■ **RECORDS SUPPLIED**:

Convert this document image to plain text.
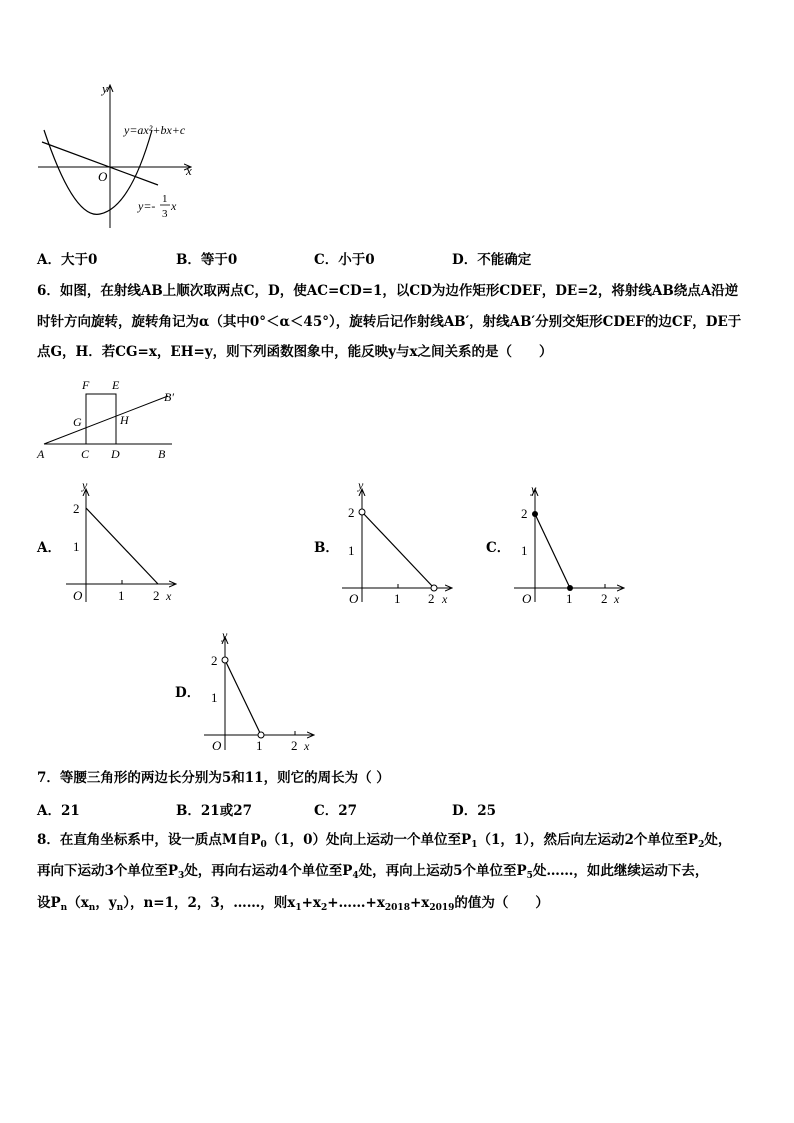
y
x
O
y=ax²+bx+c
y=- 1
3
x
A．大于0	B．等于0	C．小于0	D．不能确定
6．如图，在射线AB上顺次取两点C，D，使AC=CD=1，以CD为边作矩形CDEF，DE=2，将射线AB绕点A沿逆
时针方向旋转，旋转角记为α（其中0°＜α＜45°），旋转后记作射线AB′，射线AB′分别交矩形CDEF的边CF，DE于
点G，H．若CG=x，EH=y，则下列函数图象中，能反映y与x之间关系的是（　　）
F E
B′
G	H
A	C D	B
A．	B．	C．
D．
y
2
1
O	1 2 x
y
2
1
O	1 2 x
y
2
1
O	1 2 x
y
2
1
O	1 2 x
7．等腰三角形的两边长分别为5和11，则它的周长为（ ）
A．21	B．21或27	C．27	D．25
8．在直角坐标系中，设一质点M自$P_0(1$，0）处向上运动一个单位至$P_1(1$，1），然后向左运动2个单位至$P_2$处，
再向下运动3个单位至$P_3$处，再向右运动4个单位至$P_4$处，再向上运动5个单位至$P_5$处……，如此继续运动下去，
设$P_n(x_n$，$y_n$），n=1，2，3，……，则$x_1+x_2+\dots\dots+x_{2018}+x_{2019}$的值为（　　）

■ **WHAT IS ASKED**: Output, exactly, all the records above; include no pictures.

■ **FINISHED EXERCISE**:
Convert this document image to plain text.
y
x
O
y=ax²+bx+c
y=- 1
3
x
A．大于0	B．等于0	C．小于0	D．不能确定
6．如图，在射线AB上顺次取两点C，D，使AC=CD=1，以CD为边作矩形CDEF，DE=2，将射线AB绕点A沿逆
时针方向旋转，旋转角记为α（其中0°＜α＜45°），旋转后记作射线AB′，射线AB′分别交矩形CDEF的边CF，DE于
点G，H．若CG=x，EH=y，则下列函数图象中，能反映y与x之间关系的是（　　）
F E
B′
G	H
A	C D	B
A．	B．	C．
D．
y
2
1
O	1 2 x
y
2
1
O	1 2 x
y
2
1
O	1 2 x
y
2
1
O	1 2 x
7．等腰三角形的两边长分别为5和11，则它的周长为（ ）
A．21	B．21或27	C．27	D．25
8．在直角坐标系中，设一质点M自$P_0(1$，0）处向上运动一个单位至$P_1(1$，1），然后向左运动2个单位至$P_2$处，
再向下运动3个单位至$P_3$处，再向右运动4个单位至$P_4$处，再向上运动5个单位至$P_5$处……，如此继续运动下去，
设$P_n(x_n$，$y_n$），n=1，2，3，……，则$x_1+x_2+\dots\dots+x_{2018}+x_{2019}$的值为（　　）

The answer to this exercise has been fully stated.